> [Records supplied]:

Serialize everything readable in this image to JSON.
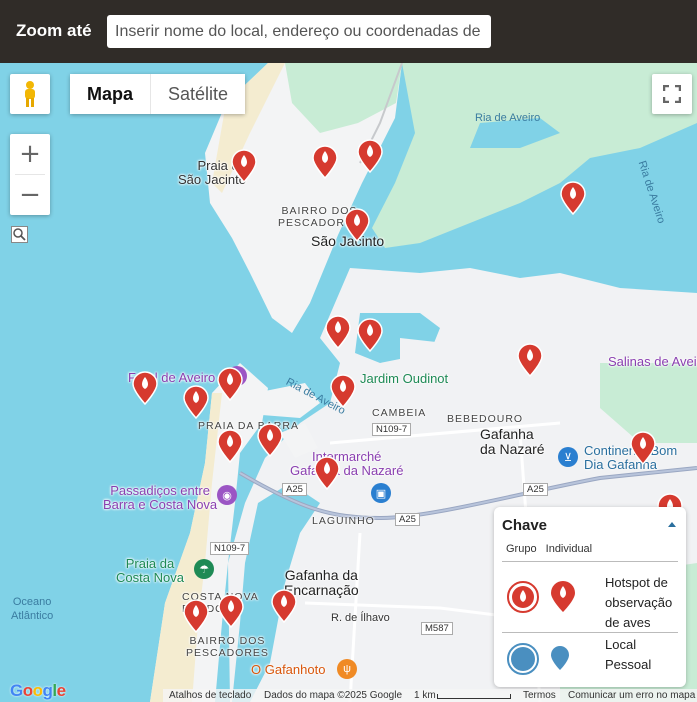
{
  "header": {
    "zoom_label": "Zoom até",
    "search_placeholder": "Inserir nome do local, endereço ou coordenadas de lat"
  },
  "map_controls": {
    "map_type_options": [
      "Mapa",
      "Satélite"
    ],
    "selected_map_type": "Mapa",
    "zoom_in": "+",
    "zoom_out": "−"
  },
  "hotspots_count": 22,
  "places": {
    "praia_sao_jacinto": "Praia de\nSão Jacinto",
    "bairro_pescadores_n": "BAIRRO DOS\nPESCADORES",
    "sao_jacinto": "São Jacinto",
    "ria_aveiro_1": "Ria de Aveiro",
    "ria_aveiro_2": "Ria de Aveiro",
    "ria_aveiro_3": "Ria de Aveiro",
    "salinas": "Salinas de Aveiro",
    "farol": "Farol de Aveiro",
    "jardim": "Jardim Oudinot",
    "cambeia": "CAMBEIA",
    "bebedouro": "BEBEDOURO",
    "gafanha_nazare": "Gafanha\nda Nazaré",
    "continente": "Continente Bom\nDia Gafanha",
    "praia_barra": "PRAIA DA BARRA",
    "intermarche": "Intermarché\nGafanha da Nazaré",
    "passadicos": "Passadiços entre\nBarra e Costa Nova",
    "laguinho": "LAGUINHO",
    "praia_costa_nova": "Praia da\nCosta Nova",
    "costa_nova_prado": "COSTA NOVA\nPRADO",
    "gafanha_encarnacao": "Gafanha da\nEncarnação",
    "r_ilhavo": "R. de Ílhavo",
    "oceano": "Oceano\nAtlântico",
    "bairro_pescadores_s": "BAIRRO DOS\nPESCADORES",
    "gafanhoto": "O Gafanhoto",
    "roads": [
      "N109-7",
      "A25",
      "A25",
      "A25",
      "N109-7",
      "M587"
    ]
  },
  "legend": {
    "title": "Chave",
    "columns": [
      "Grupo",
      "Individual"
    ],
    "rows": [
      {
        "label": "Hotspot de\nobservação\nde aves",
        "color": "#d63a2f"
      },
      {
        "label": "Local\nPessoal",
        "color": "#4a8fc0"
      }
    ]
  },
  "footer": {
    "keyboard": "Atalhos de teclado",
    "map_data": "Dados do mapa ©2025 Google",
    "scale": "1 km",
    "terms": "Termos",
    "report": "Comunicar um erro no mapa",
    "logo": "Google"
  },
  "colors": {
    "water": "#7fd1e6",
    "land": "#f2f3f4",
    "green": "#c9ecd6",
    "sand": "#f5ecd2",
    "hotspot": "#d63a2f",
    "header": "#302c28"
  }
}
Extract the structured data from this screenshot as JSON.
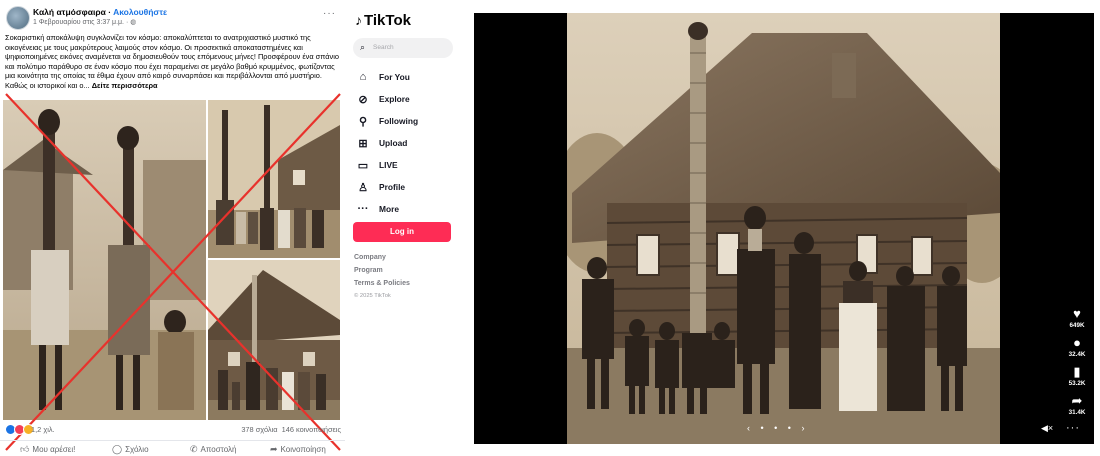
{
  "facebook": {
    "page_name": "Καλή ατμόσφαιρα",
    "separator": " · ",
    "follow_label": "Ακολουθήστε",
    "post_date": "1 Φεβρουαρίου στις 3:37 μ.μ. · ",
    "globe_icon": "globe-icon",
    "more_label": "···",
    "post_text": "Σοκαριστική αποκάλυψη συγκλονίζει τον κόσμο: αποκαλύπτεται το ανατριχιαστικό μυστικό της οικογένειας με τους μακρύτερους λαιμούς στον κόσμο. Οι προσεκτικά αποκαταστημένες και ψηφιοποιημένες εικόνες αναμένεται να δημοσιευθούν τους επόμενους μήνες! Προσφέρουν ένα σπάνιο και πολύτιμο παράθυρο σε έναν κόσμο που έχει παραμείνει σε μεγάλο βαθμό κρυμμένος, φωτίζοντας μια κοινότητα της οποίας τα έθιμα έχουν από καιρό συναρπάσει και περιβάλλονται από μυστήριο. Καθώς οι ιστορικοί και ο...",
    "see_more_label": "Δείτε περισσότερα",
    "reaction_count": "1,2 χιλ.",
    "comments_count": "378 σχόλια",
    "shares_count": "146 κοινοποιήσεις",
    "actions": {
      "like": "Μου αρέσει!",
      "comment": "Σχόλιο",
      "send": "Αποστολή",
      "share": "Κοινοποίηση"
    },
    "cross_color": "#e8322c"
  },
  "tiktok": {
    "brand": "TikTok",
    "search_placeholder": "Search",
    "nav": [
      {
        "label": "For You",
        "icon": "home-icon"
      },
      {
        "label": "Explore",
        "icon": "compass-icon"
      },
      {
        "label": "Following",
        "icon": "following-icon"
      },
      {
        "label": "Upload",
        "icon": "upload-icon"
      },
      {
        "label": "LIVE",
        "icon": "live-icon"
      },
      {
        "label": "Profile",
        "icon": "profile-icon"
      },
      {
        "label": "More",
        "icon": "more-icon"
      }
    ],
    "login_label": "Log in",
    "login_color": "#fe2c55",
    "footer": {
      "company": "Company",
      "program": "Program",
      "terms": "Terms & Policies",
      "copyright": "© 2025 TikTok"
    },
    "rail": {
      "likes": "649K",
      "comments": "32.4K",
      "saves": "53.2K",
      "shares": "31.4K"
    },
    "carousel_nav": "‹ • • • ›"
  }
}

==

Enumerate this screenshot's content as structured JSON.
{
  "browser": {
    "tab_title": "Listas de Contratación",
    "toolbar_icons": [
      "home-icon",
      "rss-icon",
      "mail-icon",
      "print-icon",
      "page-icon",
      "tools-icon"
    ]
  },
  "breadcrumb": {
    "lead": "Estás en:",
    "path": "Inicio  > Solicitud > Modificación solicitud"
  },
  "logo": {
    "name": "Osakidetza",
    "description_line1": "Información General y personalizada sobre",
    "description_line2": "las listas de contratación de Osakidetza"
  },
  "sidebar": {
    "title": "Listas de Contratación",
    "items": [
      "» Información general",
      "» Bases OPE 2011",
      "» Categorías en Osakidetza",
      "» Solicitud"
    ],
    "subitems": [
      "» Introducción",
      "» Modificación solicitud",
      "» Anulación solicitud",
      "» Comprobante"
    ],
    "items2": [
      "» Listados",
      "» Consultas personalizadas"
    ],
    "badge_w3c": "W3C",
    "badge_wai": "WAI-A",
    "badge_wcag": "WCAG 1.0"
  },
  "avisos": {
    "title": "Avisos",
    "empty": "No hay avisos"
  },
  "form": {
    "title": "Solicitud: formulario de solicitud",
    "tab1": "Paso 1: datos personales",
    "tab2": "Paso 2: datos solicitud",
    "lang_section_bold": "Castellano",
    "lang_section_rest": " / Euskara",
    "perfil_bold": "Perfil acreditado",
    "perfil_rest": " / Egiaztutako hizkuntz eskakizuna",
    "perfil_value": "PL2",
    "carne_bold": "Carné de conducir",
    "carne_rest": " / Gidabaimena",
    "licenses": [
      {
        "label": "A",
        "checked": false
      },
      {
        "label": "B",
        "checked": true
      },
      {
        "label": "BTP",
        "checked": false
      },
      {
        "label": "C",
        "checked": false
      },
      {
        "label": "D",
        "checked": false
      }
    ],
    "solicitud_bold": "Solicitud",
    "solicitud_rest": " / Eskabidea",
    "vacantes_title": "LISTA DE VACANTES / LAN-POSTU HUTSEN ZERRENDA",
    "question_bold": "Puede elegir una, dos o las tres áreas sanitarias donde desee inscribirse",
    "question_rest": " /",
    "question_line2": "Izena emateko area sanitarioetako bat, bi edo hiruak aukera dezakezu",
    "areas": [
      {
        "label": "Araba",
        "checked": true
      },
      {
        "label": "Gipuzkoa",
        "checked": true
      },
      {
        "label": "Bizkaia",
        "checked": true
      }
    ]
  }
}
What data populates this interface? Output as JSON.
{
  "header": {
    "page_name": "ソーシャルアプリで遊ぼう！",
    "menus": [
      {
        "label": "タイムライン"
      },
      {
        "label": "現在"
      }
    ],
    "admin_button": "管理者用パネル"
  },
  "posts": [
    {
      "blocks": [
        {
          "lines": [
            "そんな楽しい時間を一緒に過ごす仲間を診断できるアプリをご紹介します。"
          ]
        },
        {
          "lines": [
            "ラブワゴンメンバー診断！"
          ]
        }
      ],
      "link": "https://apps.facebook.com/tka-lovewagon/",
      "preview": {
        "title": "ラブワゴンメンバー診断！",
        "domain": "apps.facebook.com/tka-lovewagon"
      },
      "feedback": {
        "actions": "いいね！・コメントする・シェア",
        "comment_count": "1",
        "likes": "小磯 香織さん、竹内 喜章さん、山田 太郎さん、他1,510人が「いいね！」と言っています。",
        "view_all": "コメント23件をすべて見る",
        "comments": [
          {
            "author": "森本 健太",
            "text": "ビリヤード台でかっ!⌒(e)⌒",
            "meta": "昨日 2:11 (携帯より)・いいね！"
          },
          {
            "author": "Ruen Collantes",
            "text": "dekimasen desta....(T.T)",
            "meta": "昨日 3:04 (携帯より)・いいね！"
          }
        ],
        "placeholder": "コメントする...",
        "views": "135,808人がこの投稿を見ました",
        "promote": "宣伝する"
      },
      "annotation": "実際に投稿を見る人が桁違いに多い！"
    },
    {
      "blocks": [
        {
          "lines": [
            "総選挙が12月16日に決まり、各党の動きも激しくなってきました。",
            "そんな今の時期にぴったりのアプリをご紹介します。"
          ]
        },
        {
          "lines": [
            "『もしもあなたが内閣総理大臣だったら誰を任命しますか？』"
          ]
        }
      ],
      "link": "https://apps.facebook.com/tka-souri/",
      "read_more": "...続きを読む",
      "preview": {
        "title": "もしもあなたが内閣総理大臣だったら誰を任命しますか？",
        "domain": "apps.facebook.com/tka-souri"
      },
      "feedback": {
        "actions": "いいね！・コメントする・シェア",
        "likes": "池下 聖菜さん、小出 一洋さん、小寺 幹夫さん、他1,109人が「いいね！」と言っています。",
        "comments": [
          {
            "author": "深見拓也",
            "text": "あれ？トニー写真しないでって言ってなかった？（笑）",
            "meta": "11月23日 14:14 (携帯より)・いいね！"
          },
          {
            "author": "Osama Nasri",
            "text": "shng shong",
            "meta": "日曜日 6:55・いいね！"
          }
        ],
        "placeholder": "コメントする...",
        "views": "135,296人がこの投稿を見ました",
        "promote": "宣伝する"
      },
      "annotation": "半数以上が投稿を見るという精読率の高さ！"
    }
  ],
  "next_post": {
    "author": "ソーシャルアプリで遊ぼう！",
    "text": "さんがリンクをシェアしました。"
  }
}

---

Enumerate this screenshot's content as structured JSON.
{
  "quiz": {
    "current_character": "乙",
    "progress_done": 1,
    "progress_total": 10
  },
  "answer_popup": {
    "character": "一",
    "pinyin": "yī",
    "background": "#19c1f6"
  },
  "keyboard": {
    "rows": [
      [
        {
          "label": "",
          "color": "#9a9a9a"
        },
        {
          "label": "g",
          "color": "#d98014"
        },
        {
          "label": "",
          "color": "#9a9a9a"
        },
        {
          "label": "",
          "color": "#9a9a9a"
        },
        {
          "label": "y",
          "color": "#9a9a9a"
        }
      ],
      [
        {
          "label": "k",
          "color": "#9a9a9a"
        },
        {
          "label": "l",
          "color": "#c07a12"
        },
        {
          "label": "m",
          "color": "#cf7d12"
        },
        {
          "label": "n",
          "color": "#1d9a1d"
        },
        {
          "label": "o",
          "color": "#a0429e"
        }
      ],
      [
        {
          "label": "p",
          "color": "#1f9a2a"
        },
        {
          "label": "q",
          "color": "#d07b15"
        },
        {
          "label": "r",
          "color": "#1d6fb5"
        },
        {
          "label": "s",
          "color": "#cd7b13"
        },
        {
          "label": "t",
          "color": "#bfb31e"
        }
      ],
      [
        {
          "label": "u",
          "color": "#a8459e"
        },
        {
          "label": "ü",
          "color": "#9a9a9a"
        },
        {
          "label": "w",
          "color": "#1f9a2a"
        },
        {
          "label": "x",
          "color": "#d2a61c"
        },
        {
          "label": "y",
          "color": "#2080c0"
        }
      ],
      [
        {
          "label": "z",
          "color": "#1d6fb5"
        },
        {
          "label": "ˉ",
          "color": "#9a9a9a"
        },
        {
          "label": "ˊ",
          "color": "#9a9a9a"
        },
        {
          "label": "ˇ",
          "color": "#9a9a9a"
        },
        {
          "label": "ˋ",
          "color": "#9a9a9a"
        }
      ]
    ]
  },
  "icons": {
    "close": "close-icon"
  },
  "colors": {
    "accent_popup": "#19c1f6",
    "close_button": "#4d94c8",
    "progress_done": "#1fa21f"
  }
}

> [What you should do]:
Copy all lines from the material that contain "apps".

> [Solution below]:
      "link": "https://apps.facebook.com/tka-lovewagon/",
        "domain": "apps.facebook.com/tka-lovewagon"
      "link": "https://apps.facebook.com/tka-souri/",
        "domain": "apps.facebook.com/tka-souri"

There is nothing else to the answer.